THE REQUEST => What follows is a block of records; restate each one word for word.

RECORDS FOR THE TASK =>
● ● ● ● ● ● ●
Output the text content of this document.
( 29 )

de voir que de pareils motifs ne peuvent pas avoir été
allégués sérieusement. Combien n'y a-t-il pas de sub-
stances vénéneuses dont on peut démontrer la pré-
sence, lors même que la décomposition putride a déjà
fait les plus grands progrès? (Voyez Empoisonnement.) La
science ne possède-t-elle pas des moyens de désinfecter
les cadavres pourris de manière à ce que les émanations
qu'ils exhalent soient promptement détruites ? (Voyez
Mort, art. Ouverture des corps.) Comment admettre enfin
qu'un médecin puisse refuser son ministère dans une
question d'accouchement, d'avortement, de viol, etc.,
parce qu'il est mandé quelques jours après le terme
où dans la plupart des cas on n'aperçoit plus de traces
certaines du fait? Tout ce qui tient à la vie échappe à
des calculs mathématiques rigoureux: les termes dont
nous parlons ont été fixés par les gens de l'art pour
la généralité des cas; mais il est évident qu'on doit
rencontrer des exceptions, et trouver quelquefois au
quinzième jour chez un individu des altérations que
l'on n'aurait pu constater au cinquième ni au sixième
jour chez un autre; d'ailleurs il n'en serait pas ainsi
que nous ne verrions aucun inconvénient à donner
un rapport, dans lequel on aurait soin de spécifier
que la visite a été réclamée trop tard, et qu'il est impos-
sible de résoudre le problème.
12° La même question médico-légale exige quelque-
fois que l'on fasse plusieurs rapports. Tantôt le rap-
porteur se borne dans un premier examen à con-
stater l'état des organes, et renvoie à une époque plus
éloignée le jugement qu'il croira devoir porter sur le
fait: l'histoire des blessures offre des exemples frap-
● ● ● ● ● ● ●
FULL SOLUTION =>
Output the text content of this document.
( 29 )

de voir que de pareils motifs ne peuvent pas avoir été
allégués sérieusement. Combien n'y a-t-il pas de sub-
stances vénéneuses dont on peut démontrer la pré-
sence, lors même que la décomposition putride a déjà
fait les plus grands progrès? (Voyez Empoisonnement.) La
science ne possède-t-elle pas des moyens de désinfecter
les cadavres pourris de manière à ce que les émanations
qu'ils exhalent soient promptement détruites ? (Voyez
Mort, art. Ouverture des corps.) Comment admettre enfin
qu'un médecin puisse refuser son ministère dans une
question d'accouchement, d'avortement, de viol, etc.,
parce qu'il est mandé quelques jours après le terme
où dans la plupart des cas on n'aperçoit plus de traces
certaines du fait? Tout ce qui tient à la vie échappe à
des calculs mathématiques rigoureux: les termes dont
nous parlons ont été fixés par les gens de l'art pour
la généralité des cas; mais il est évident qu'on doit
rencontrer des exceptions, et trouver quelquefois au
quinzième jour chez un individu des altérations que
l'on n'aurait pu constater au cinquième ni au sixième
jour chez un autre; d'ailleurs il n'en serait pas ainsi
que nous ne verrions aucun inconvénient à donner
un rapport, dans lequel on aurait soin de spécifier
que la visite a été réclamée trop tard, et qu'il est impos-
sible de résoudre le problème.
12° La même question médico-légale exige quelque-
fois que l'on fasse plusieurs rapports. Tantôt le rap-
porteur se borne dans un premier examen à con-
stater l'état des organes, et renvoie à une époque plus
éloignée le jugement qu'il croira devoir porter sur le
fait: l'histoire des blessures offre des exemples frap-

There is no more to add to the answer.